[BEGIN Given entries]
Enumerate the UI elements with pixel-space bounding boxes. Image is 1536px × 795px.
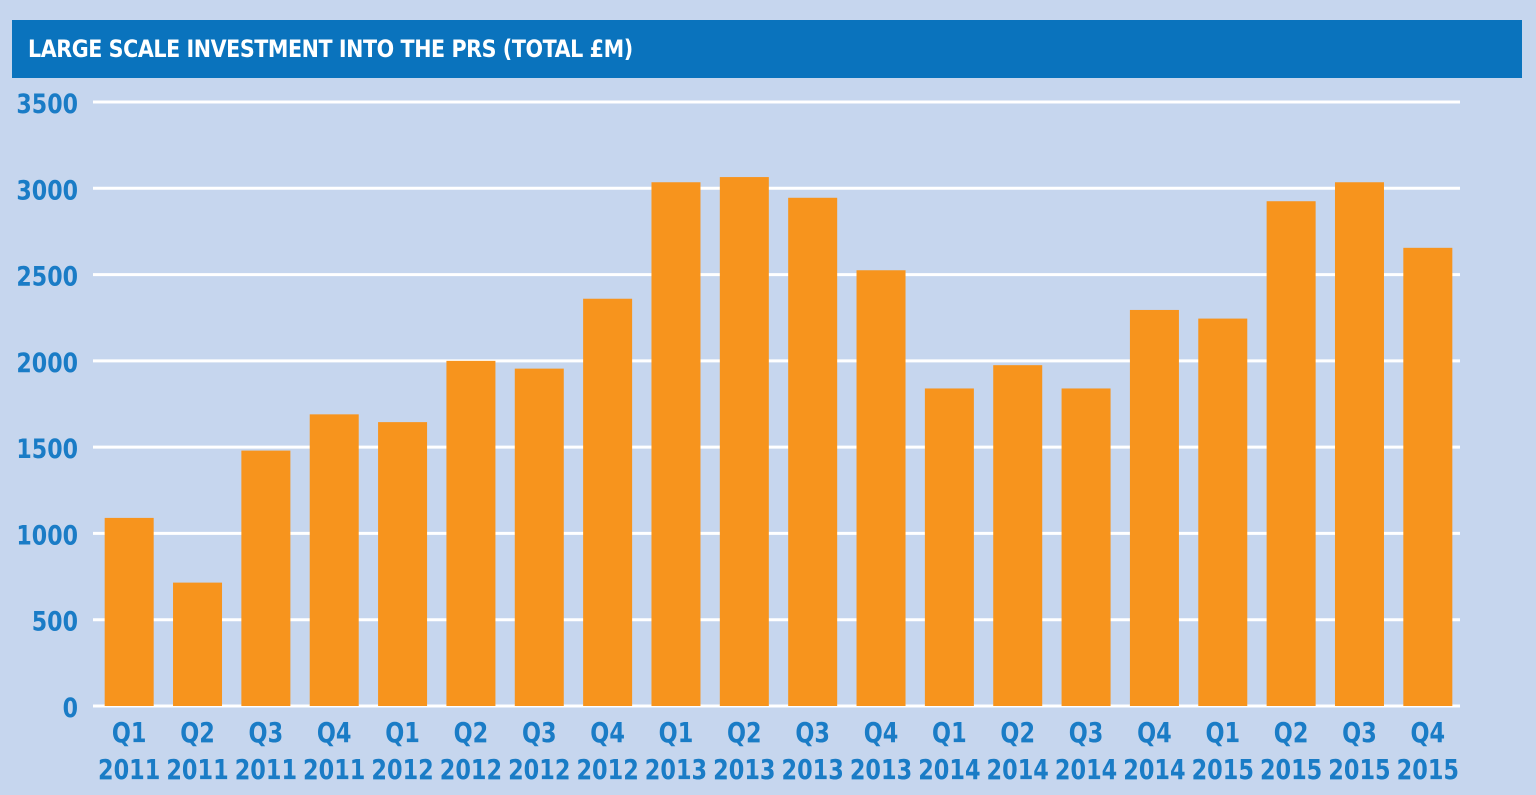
bar <box>719 177 769 706</box>
x-tick-label-quarter: Q1 <box>932 715 967 748</box>
bar <box>173 582 223 706</box>
x-tick-label-quarter: Q4 <box>590 715 625 748</box>
x-tick-label-year: 2011 <box>303 752 365 785</box>
chart-title-bar: LARGE SCALE INVESTMENT INTO THE PRS (TOT… <box>12 20 1522 78</box>
x-tick-label-quarter: Q2 <box>1274 715 1309 748</box>
bar <box>788 197 838 706</box>
x-tick-label-year: 2012 <box>440 752 502 785</box>
bar <box>378 422 428 706</box>
bar <box>1061 388 1111 706</box>
bar <box>993 365 1043 706</box>
y-tick-label: 3000 <box>16 174 78 206</box>
x-tick-label-year: 2013 <box>782 752 844 785</box>
x-tick-label-year: 2014 <box>1055 752 1117 785</box>
y-tick-label: 1500 <box>16 433 78 465</box>
x-tick-label-year: 2014 <box>987 752 1049 785</box>
bar <box>446 360 496 706</box>
x-tick-label-year: 2011 <box>166 752 228 785</box>
x-tick-label-quarter: Q4 <box>317 715 352 748</box>
x-tick-label-quarter: Q2 <box>727 715 762 748</box>
x-tick-label-year: 2015 <box>1260 752 1322 785</box>
x-tick-label-quarter: Q2 <box>180 715 215 748</box>
bar <box>241 450 291 706</box>
y-tick-label: 3500 <box>16 88 78 120</box>
bar <box>104 517 154 706</box>
y-tick-label: 1000 <box>16 519 78 551</box>
x-tick-label-year: 2014 <box>918 752 980 785</box>
x-tick-label-year: 2012 <box>371 752 433 785</box>
x-tick-label-quarter: Q4 <box>1137 715 1172 748</box>
bar <box>309 414 359 706</box>
x-tick-label-quarter: Q3 <box>795 715 830 748</box>
x-tick-label-year: 2015 <box>1397 752 1459 785</box>
x-tick-label-quarter: Q4 <box>1411 715 1446 748</box>
y-tick-label: 500 <box>32 606 78 638</box>
bar <box>1129 309 1179 706</box>
x-tick-label-quarter: Q1 <box>385 715 420 748</box>
bar <box>1198 318 1248 706</box>
x-tick-label-quarter: Q3 <box>1342 715 1377 748</box>
x-tick-label-year: 2011 <box>235 752 297 785</box>
x-tick-label-quarter: Q3 <box>249 715 284 748</box>
x-tick-label-year: 2013 <box>645 752 707 785</box>
chart-title: LARGE SCALE INVESTMENT INTO THE PRS (TOT… <box>28 35 633 63</box>
x-tick-label-year: 2013 <box>850 752 912 785</box>
x-tick-label-quarter: Q3 <box>1069 715 1104 748</box>
x-tick-label-quarter: Q1 <box>112 715 147 748</box>
bar <box>651 182 701 706</box>
x-tick-label-quarter: Q4 <box>864 715 899 748</box>
bar <box>1403 247 1453 706</box>
x-tick-label-year: 2014 <box>1123 752 1185 785</box>
x-tick-label-quarter: Q1 <box>659 715 694 748</box>
x-tick-label-quarter: Q1 <box>1205 715 1240 748</box>
bar <box>1266 201 1316 706</box>
x-tick-label-year: 2012 <box>576 752 638 785</box>
y-tick-label: 2500 <box>16 260 78 292</box>
bar <box>583 298 633 706</box>
x-tick-label-year: 2012 <box>508 752 570 785</box>
y-tick-label: 2000 <box>16 347 78 379</box>
y-tick-label: 0 <box>63 692 78 724</box>
bar <box>514 368 564 706</box>
x-tick-label-quarter: Q3 <box>522 715 557 748</box>
bar <box>1334 182 1384 706</box>
x-tick-label-quarter: Q2 <box>454 715 489 748</box>
x-tick-label-quarter: Q2 <box>1000 715 1035 748</box>
x-tick-label-year: 2013 <box>713 752 775 785</box>
x-tick-label-year: 2015 <box>1328 752 1390 785</box>
x-tick-label-year: 2015 <box>1192 752 1254 785</box>
bar <box>856 270 906 706</box>
x-tick-label-year: 2011 <box>98 752 160 785</box>
bar <box>924 388 974 706</box>
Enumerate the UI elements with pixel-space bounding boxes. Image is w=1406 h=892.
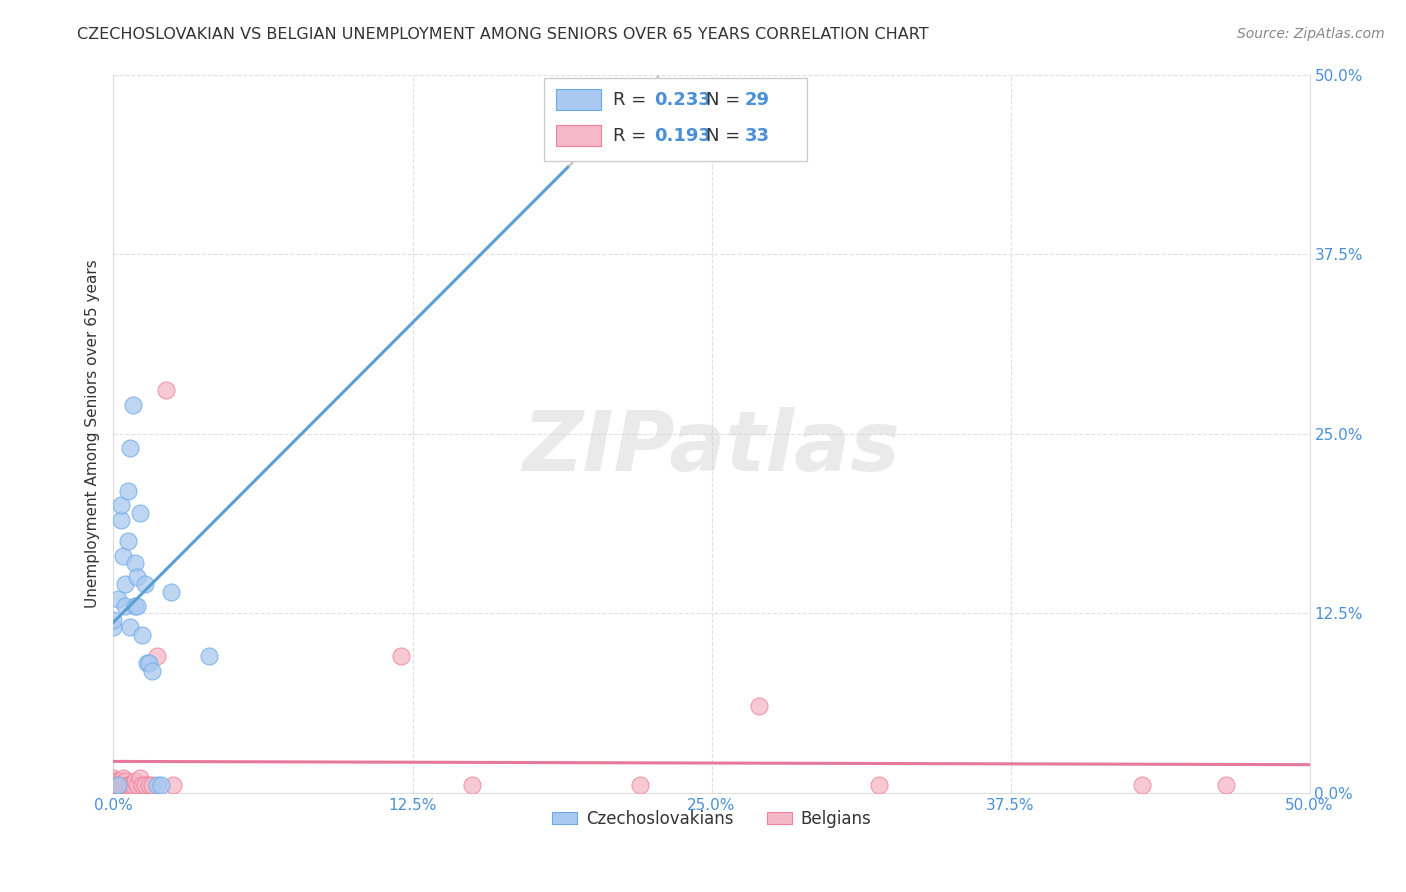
[END Given entries]
— What the task requires —
Write out the lines above again, replacing "Enumerate" with "List" everywhere and changing nothing else. Leave the pictures out.

— Full solution —
List the UI elements with pixel-space bounding boxes. Image is 1536px × 795px.
bar <box>719 177 769 706</box>
x-tick-label-quarter: Q1 <box>932 715 967 748</box>
bar <box>173 582 223 706</box>
x-tick-label-quarter: Q4 <box>590 715 625 748</box>
x-tick-label-year: 2011 <box>303 752 365 785</box>
chart-title-bar: LARGE SCALE INVESTMENT INTO THE PRS (TOT… <box>12 20 1522 78</box>
x-tick-label-quarter: Q2 <box>1274 715 1309 748</box>
bar <box>788 197 838 706</box>
x-tick-label-year: 2012 <box>440 752 502 785</box>
bar <box>378 422 428 706</box>
bar <box>1061 388 1111 706</box>
bar <box>993 365 1043 706</box>
y-tick-label: 3000 <box>16 174 78 206</box>
x-tick-label-year: 2013 <box>782 752 844 785</box>
x-tick-label-year: 2014 <box>1055 752 1117 785</box>
y-tick-label: 1500 <box>16 433 78 465</box>
x-tick-label-year: 2014 <box>987 752 1049 785</box>
bar <box>446 360 496 706</box>
x-tick-label-year: 2011 <box>166 752 228 785</box>
x-tick-label-quarter: Q4 <box>317 715 352 748</box>
x-tick-label-quarter: Q2 <box>727 715 762 748</box>
x-tick-label-year: 2015 <box>1260 752 1322 785</box>
x-tick-label-quarter: Q2 <box>180 715 215 748</box>
bar <box>241 450 291 706</box>
y-tick-label: 3500 <box>16 88 78 120</box>
bar <box>104 517 154 706</box>
y-tick-label: 1000 <box>16 519 78 551</box>
x-tick-label-year: 2014 <box>918 752 980 785</box>
x-tick-label-year: 2012 <box>371 752 433 785</box>
x-tick-label-quarter: Q4 <box>1137 715 1172 748</box>
bar <box>309 414 359 706</box>
x-tick-label-quarter: Q3 <box>795 715 830 748</box>
x-tick-label-year: 2015 <box>1397 752 1459 785</box>
x-tick-label-quarter: Q4 <box>1411 715 1446 748</box>
y-tick-label: 500 <box>32 606 78 638</box>
bar <box>1129 309 1179 706</box>
x-tick-label-quarter: Q1 <box>385 715 420 748</box>
bar <box>1198 318 1248 706</box>
x-tick-label-quarter: Q3 <box>1342 715 1377 748</box>
x-tick-label-year: 2011 <box>235 752 297 785</box>
x-tick-label-quarter: Q3 <box>249 715 284 748</box>
x-tick-label-year: 2013 <box>645 752 707 785</box>
chart-title: LARGE SCALE INVESTMENT INTO THE PRS (TOT… <box>28 35 633 63</box>
x-tick-label-year: 2013 <box>850 752 912 785</box>
x-tick-label-quarter: Q3 <box>1069 715 1104 748</box>
x-tick-label-quarter: Q1 <box>112 715 147 748</box>
bar <box>651 182 701 706</box>
x-tick-label-quarter: Q4 <box>864 715 899 748</box>
bar <box>1403 247 1453 706</box>
x-tick-label-year: 2014 <box>1123 752 1185 785</box>
x-tick-label-quarter: Q1 <box>659 715 694 748</box>
x-tick-label-quarter: Q1 <box>1205 715 1240 748</box>
bar <box>1266 201 1316 706</box>
x-tick-label-year: 2012 <box>576 752 638 785</box>
y-tick-label: 2500 <box>16 260 78 292</box>
bar <box>583 298 633 706</box>
x-tick-label-year: 2012 <box>508 752 570 785</box>
y-tick-label: 2000 <box>16 347 78 379</box>
y-tick-label: 0 <box>63 692 78 724</box>
bar <box>514 368 564 706</box>
x-tick-label-quarter: Q3 <box>522 715 557 748</box>
bar <box>1334 182 1384 706</box>
x-tick-label-quarter: Q2 <box>454 715 489 748</box>
x-tick-label-quarter: Q2 <box>1000 715 1035 748</box>
x-tick-label-year: 2013 <box>713 752 775 785</box>
x-tick-label-year: 2015 <box>1328 752 1390 785</box>
x-tick-label-year: 2015 <box>1192 752 1254 785</box>
bar <box>856 270 906 706</box>
x-tick-label-year: 2011 <box>98 752 160 785</box>
bar <box>924 388 974 706</box>
List the UI elements with pixel-space bounding boxes. Image is w=1406 h=892.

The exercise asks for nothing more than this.